§ Set problem
Sort through the entries below and pull out lines containing the word "Spacing".

╭─ Rows

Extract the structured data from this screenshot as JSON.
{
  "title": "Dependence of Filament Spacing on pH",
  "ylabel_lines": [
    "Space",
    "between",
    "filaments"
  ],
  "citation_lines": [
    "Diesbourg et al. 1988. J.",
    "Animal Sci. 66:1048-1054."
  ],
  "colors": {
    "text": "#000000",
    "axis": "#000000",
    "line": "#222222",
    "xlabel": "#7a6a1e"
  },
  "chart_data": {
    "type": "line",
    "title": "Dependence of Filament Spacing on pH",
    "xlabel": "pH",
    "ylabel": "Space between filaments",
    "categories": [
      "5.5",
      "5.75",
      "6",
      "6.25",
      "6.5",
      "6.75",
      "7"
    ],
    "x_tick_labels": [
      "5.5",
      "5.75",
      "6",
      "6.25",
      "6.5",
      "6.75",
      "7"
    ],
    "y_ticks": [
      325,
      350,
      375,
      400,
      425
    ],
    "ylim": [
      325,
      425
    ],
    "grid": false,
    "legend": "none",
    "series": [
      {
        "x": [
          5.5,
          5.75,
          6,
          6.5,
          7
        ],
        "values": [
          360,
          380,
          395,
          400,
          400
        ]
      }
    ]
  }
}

╰─

§ Output for this exercise
  "title": "Dependence of Filament Spacing on pH",
    "title": "Dependence of Filament Spacing on pH",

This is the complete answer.